*The task*: Copy every line of the listing exactly.

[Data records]
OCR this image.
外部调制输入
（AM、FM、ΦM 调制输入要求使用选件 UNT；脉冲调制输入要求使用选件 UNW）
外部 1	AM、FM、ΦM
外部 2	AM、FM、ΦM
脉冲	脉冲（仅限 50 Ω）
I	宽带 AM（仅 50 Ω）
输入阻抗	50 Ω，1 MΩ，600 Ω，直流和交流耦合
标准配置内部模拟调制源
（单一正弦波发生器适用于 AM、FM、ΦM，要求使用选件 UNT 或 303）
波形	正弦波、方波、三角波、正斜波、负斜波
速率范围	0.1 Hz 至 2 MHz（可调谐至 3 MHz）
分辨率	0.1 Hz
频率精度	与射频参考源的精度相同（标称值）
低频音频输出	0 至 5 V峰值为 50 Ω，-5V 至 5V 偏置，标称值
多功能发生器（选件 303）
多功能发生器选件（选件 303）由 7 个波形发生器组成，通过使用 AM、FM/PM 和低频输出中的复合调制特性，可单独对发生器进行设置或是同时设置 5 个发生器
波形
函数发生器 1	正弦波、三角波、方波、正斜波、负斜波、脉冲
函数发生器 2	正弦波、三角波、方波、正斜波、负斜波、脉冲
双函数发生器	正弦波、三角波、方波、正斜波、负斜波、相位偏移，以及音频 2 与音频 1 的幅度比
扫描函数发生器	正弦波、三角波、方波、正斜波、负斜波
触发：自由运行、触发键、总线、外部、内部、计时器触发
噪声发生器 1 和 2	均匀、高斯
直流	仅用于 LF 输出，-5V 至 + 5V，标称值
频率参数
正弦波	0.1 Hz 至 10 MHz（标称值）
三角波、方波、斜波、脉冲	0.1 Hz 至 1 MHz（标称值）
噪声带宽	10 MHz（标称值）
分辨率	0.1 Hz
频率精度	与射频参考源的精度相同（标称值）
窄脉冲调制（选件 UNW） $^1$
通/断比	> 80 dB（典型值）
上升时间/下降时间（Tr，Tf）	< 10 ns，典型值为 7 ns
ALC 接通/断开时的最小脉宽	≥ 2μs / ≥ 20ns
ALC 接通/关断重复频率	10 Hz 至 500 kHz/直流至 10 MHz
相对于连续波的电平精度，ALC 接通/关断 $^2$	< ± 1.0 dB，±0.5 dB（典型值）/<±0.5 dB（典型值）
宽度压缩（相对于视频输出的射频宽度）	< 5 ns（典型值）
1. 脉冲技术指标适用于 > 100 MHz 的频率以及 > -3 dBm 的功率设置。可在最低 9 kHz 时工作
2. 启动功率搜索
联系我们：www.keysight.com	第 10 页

*Task answer*:
OCR this image.
外部调制输入
（AM、FM、ΦM 调制输入要求使用选件 UNT；脉冲调制输入要求使用选件 UNW）
外部 1	AM、FM、ΦM
外部 2	AM、FM、ΦM
脉冲	脉冲（仅限 50 Ω）
I	宽带 AM（仅 50 Ω）
输入阻抗	50 Ω，1 MΩ，600 Ω，直流和交流耦合
标准配置内部模拟调制源
（单一正弦波发生器适用于 AM、FM、ΦM，要求使用选件 UNT 或 303）
波形	正弦波、方波、三角波、正斜波、负斜波
速率范围	0.1 Hz 至 2 MHz（可调谐至 3 MHz）
分辨率	0.1 Hz
频率精度	与射频参考源的精度相同（标称值）
低频音频输出	0 至 5 V峰值为 50 Ω，-5V 至 5V 偏置，标称值
多功能发生器（选件 303）
多功能发生器选件（选件 303）由 7 个波形发生器组成，通过使用 AM、FM/PM 和低频输出中的复合调制特性，可单独对发生器进行设置或是同时设置 5 个发生器
波形
函数发生器 1	正弦波、三角波、方波、正斜波、负斜波、脉冲
函数发生器 2	正弦波、三角波、方波、正斜波、负斜波、脉冲
双函数发生器	正弦波、三角波、方波、正斜波、负斜波、相位偏移，以及音频 2 与音频 1 的幅度比
扫描函数发生器	正弦波、三角波、方波、正斜波、负斜波
触发：自由运行、触发键、总线、外部、内部、计时器触发
噪声发生器 1 和 2	均匀、高斯
直流	仅用于 LF 输出，-5V 至 + 5V，标称值
频率参数
正弦波	0.1 Hz 至 10 MHz（标称值）
三角波、方波、斜波、脉冲	0.1 Hz 至 1 MHz（标称值）
噪声带宽	10 MHz（标称值）
分辨率	0.1 Hz
频率精度	与射频参考源的精度相同（标称值）
窄脉冲调制（选件 UNW） $^1$
通/断比	> 80 dB（典型值）
上升时间/下降时间（Tr，Tf）	< 10 ns，典型值为 7 ns
ALC 接通/断开时的最小脉宽	≥ 2μs / ≥ 20ns
ALC 接通/关断重复频率	10 Hz 至 500 kHz/直流至 10 MHz
相对于连续波的电平精度，ALC 接通/关断 $^2$	< ± 1.0 dB，±0.5 dB（典型值）/<±0.5 dB（典型值）
宽度压缩（相对于视频输出的射频宽度）	< 5 ns（典型值）
1. 脉冲技术指标适用于 > 100 MHz 的频率以及 > -3 dBm 的功率设置。可在最低 9 kHz 时工作
2. 启动功率搜索
联系我们：www.keysight.com	第 10 页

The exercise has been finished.